[WHAT THE TASK ASKS]:
Output the listing below verbatim, from its first line to its last.

[RECORDS TO PROCESS]:
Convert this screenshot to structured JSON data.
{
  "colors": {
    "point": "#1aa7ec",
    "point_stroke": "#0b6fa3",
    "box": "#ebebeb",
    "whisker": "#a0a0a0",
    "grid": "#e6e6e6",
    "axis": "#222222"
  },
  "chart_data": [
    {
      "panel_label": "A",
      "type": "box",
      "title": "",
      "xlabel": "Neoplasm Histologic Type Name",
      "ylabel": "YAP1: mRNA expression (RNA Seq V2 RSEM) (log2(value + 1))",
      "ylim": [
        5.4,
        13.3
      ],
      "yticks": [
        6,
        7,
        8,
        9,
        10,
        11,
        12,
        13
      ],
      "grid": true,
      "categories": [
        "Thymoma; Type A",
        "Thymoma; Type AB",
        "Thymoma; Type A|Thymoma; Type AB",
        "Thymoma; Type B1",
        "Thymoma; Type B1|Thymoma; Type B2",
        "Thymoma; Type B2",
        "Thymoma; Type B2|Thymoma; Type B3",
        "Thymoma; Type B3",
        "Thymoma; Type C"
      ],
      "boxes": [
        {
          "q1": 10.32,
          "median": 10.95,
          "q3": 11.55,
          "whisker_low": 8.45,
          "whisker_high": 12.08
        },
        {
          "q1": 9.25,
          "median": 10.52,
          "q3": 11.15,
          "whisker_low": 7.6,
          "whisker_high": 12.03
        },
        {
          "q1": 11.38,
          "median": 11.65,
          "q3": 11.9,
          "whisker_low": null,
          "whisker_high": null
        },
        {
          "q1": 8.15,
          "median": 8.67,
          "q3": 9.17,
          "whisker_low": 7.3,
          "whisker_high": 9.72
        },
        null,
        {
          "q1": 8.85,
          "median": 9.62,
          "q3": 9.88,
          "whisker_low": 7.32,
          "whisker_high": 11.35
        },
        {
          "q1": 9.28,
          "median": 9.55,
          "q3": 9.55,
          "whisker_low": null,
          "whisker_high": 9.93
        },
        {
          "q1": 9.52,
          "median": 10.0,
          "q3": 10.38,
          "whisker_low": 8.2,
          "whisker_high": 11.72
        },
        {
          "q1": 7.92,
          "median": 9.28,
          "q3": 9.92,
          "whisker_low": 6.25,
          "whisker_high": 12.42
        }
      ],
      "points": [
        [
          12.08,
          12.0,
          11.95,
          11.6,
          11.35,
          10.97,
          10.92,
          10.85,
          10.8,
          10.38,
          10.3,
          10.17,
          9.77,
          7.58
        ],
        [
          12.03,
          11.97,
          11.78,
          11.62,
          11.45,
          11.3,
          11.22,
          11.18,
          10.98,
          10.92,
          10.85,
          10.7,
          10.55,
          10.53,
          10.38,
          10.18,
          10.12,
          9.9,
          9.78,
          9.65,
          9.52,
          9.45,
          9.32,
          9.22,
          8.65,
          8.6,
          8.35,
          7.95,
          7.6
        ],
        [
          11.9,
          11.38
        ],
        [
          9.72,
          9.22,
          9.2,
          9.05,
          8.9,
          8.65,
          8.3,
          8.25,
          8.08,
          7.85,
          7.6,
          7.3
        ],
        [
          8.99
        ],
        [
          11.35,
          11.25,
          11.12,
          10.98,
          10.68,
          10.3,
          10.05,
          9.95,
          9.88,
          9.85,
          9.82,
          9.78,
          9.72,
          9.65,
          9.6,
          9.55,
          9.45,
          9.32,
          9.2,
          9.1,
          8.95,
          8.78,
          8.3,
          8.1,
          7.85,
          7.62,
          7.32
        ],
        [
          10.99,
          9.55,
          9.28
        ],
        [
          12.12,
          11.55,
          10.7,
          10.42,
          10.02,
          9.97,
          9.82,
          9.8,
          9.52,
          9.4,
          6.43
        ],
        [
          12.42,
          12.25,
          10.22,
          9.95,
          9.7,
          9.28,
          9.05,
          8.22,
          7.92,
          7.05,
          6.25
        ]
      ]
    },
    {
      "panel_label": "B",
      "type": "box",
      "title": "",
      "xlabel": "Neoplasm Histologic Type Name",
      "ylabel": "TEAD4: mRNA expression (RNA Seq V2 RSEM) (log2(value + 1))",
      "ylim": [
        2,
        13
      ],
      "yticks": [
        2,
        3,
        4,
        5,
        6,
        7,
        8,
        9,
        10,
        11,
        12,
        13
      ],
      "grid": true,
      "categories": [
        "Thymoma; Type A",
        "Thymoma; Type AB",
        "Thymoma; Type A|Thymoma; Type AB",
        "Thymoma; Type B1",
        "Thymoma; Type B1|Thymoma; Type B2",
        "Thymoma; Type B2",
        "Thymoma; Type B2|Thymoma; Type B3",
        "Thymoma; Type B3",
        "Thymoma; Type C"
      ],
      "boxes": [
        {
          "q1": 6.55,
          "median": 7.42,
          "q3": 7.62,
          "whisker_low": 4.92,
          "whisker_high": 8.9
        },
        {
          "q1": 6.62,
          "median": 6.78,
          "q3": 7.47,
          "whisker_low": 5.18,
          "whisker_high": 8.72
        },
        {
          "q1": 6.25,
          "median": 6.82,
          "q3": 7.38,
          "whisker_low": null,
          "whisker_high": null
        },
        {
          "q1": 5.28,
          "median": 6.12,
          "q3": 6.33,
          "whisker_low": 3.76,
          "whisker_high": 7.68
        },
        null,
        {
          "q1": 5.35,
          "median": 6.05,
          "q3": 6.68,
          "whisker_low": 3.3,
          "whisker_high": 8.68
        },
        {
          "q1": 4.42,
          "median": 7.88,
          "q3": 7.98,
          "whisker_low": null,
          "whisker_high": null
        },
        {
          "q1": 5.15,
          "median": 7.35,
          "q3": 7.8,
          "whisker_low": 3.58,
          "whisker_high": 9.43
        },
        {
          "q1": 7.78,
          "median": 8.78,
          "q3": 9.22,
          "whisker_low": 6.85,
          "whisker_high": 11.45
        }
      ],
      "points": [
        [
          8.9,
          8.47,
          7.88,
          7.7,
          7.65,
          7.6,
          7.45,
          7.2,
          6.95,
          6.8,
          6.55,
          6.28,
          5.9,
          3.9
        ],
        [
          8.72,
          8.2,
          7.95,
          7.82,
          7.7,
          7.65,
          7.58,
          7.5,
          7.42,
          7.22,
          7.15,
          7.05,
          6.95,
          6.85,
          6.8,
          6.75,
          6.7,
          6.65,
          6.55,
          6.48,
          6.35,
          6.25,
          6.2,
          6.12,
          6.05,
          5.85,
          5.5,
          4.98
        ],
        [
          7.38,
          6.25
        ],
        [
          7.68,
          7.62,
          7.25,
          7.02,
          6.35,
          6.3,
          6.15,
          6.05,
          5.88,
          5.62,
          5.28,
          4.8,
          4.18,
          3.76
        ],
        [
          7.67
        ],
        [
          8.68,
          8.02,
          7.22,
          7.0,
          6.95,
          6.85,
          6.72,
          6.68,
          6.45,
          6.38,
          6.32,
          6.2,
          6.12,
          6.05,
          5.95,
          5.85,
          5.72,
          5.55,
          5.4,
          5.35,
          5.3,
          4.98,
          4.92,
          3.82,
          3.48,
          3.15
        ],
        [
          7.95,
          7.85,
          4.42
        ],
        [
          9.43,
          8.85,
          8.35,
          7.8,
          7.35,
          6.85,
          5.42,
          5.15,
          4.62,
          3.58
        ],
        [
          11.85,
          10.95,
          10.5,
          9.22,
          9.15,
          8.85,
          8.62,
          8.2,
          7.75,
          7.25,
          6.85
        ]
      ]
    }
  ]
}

[EXERCISE RESPONSE]:
Convert this screenshot to structured JSON data.
{
  "colors": {
    "point": "#1aa7ec",
    "point_stroke": "#0b6fa3",
    "box": "#ebebeb",
    "whisker": "#a0a0a0",
    "grid": "#e6e6e6",
    "axis": "#222222"
  },
  "chart_data": [
    {
      "panel_label": "A",
      "type": "box",
      "title": "",
      "xlabel": "Neoplasm Histologic Type Name",
      "ylabel": "YAP1: mRNA expression (RNA Seq V2 RSEM) (log2(value + 1))",
      "ylim": [
        5.4,
        13.3
      ],
      "yticks": [
        6,
        7,
        8,
        9,
        10,
        11,
        12,
        13
      ],
      "grid": true,
      "categories": [
        "Thymoma; Type A",
        "Thymoma; Type AB",
        "Thymoma; Type A|Thymoma; Type AB",
        "Thymoma; Type B1",
        "Thymoma; Type B1|Thymoma; Type B2",
        "Thymoma; Type B2",
        "Thymoma; Type B2|Thymoma; Type B3",
        "Thymoma; Type B3",
        "Thymoma; Type C"
      ],
      "boxes": [
        {
          "q1": 10.32,
          "median": 10.95,
          "q3": 11.55,
          "whisker_low": 8.45,
          "whisker_high": 12.08
        },
        {
          "q1": 9.25,
          "median": 10.52,
          "q3": 11.15,
          "whisker_low": 7.6,
          "whisker_high": 12.03
        },
        {
          "q1": 11.38,
          "median": 11.65,
          "q3": 11.9,
          "whisker_low": null,
          "whisker_high": null
        },
        {
          "q1": 8.15,
          "median": 8.67,
          "q3": 9.17,
          "whisker_low": 7.3,
          "whisker_high": 9.72
        },
        null,
        {
          "q1": 8.85,
          "median": 9.62,
          "q3": 9.88,
          "whisker_low": 7.32,
          "whisker_high": 11.35
        },
        {
          "q1": 9.28,
          "median": 9.55,
          "q3": 9.55,
          "whisker_low": null,
          "whisker_high": 9.93
        },
        {
          "q1": 9.52,
          "median": 10.0,
          "q3": 10.38,
          "whisker_low": 8.2,
          "whisker_high": 11.72
        },
        {
          "q1": 7.92,
          "median": 9.28,
          "q3": 9.92,
          "whisker_low": 6.25,
          "whisker_high": 12.42
        }
      ],
      "points": [
        [
          12.08,
          12.0,
          11.95,
          11.6,
          11.35,
          10.97,
          10.92,
          10.85,
          10.8,
          10.38,
          10.3,
          10.17,
          9.77,
          7.58
        ],
        [
          12.03,
          11.97,
          11.78,
          11.62,
          11.45,
          11.3,
          11.22,
          11.18,
          10.98,
          10.92,
          10.85,
          10.7,
          10.55,
          10.53,
          10.38,
          10.18,
          10.12,
          9.9,
          9.78,
          9.65,
          9.52,
          9.45,
          9.32,
          9.22,
          8.65,
          8.6,
          8.35,
          7.95,
          7.6
        ],
        [
          11.9,
          11.38
        ],
        [
          9.72,
          9.22,
          9.2,
          9.05,
          8.9,
          8.65,
          8.3,
          8.25,
          8.08,
          7.85,
          7.6,
          7.3
        ],
        [
          8.99
        ],
        [
          11.35,
          11.25,
          11.12,
          10.98,
          10.68,
          10.3,
          10.05,
          9.95,
          9.88,
          9.85,
          9.82,
          9.78,
          9.72,
          9.65,
          9.6,
          9.55,
          9.45,
          9.32,
          9.2,
          9.1,
          8.95,
          8.78,
          8.3,
          8.1,
          7.85,
          7.62,
          7.32
        ],
        [
          10.99,
          9.55,
          9.28
        ],
        [
          12.12,
          11.55,
          10.7,
          10.42,
          10.02,
          9.97,
          9.82,
          9.8,
          9.52,
          9.4,
          6.43
        ],
        [
          12.42,
          12.25,
          10.22,
          9.95,
          9.7,
          9.28,
          9.05,
          8.22,
          7.92,
          7.05,
          6.25
        ]
      ]
    },
    {
      "panel_label": "B",
      "type": "box",
      "title": "",
      "xlabel": "Neoplasm Histologic Type Name",
      "ylabel": "TEAD4: mRNA expression (RNA Seq V2 RSEM) (log2(value + 1))",
      "ylim": [
        2,
        13
      ],
      "yticks": [
        2,
        3,
        4,
        5,
        6,
        7,
        8,
        9,
        10,
        11,
        12,
        13
      ],
      "grid": true,
      "categories": [
        "Thymoma; Type A",
        "Thymoma; Type AB",
        "Thymoma; Type A|Thymoma; Type AB",
        "Thymoma; Type B1",
        "Thymoma; Type B1|Thymoma; Type B2",
        "Thymoma; Type B2",
        "Thymoma; Type B2|Thymoma; Type B3",
        "Thymoma; Type B3",
        "Thymoma; Type C"
      ],
      "boxes": [
        {
          "q1": 6.55,
          "median": 7.42,
          "q3": 7.62,
          "whisker_low": 4.92,
          "whisker_high": 8.9
        },
        {
          "q1": 6.62,
          "median": 6.78,
          "q3": 7.47,
          "whisker_low": 5.18,
          "whisker_high": 8.72
        },
        {
          "q1": 6.25,
          "median": 6.82,
          "q3": 7.38,
          "whisker_low": null,
          "whisker_high": null
        },
        {
          "q1": 5.28,
          "median": 6.12,
          "q3": 6.33,
          "whisker_low": 3.76,
          "whisker_high": 7.68
        },
        null,
        {
          "q1": 5.35,
          "median": 6.05,
          "q3": 6.68,
          "whisker_low": 3.3,
          "whisker_high": 8.68
        },
        {
          "q1": 4.42,
          "median": 7.88,
          "q3": 7.98,
          "whisker_low": null,
          "whisker_high": null
        },
        {
          "q1": 5.15,
          "median": 7.35,
          "q3": 7.8,
          "whisker_low": 3.58,
          "whisker_high": 9.43
        },
        {
          "q1": 7.78,
          "median": 8.78,
          "q3": 9.22,
          "whisker_low": 6.85,
          "whisker_high": 11.45
        }
      ],
      "points": [
        [
          8.9,
          8.47,
          7.88,
          7.7,
          7.65,
          7.6,
          7.45,
          7.2,
          6.95,
          6.8,
          6.55,
          6.28,
          5.9,
          3.9
        ],
        [
          8.72,
          8.2,
          7.95,
          7.82,
          7.7,
          7.65,
          7.58,
          7.5,
          7.42,
          7.22,
          7.15,
          7.05,
          6.95,
          6.85,
          6.8,
          6.75,
          6.7,
          6.65,
          6.55,
          6.48,
          6.35,
          6.25,
          6.2,
          6.12,
          6.05,
          5.85,
          5.5,
          4.98
        ],
        [
          7.38,
          6.25
        ],
        [
          7.68,
          7.62,
          7.25,
          7.02,
          6.35,
          6.3,
          6.15,
          6.05,
          5.88,
          5.62,
          5.28,
          4.8,
          4.18,
          3.76
        ],
        [
          7.67
        ],
        [
          8.68,
          8.02,
          7.22,
          7.0,
          6.95,
          6.85,
          6.72,
          6.68,
          6.45,
          6.38,
          6.32,
          6.2,
          6.12,
          6.05,
          5.95,
          5.85,
          5.72,
          5.55,
          5.4,
          5.35,
          5.3,
          4.98,
          4.92,
          3.82,
          3.48,
          3.15
        ],
        [
          7.95,
          7.85,
          4.42
        ],
        [
          9.43,
          8.85,
          8.35,
          7.8,
          7.35,
          6.85,
          5.42,
          5.15,
          4.62,
          3.58
        ],
        [
          11.85,
          10.95,
          10.5,
          9.22,
          9.15,
          8.85,
          8.62,
          8.2,
          7.75,
          7.25,
          6.85
        ]
      ]
    }
  ]
}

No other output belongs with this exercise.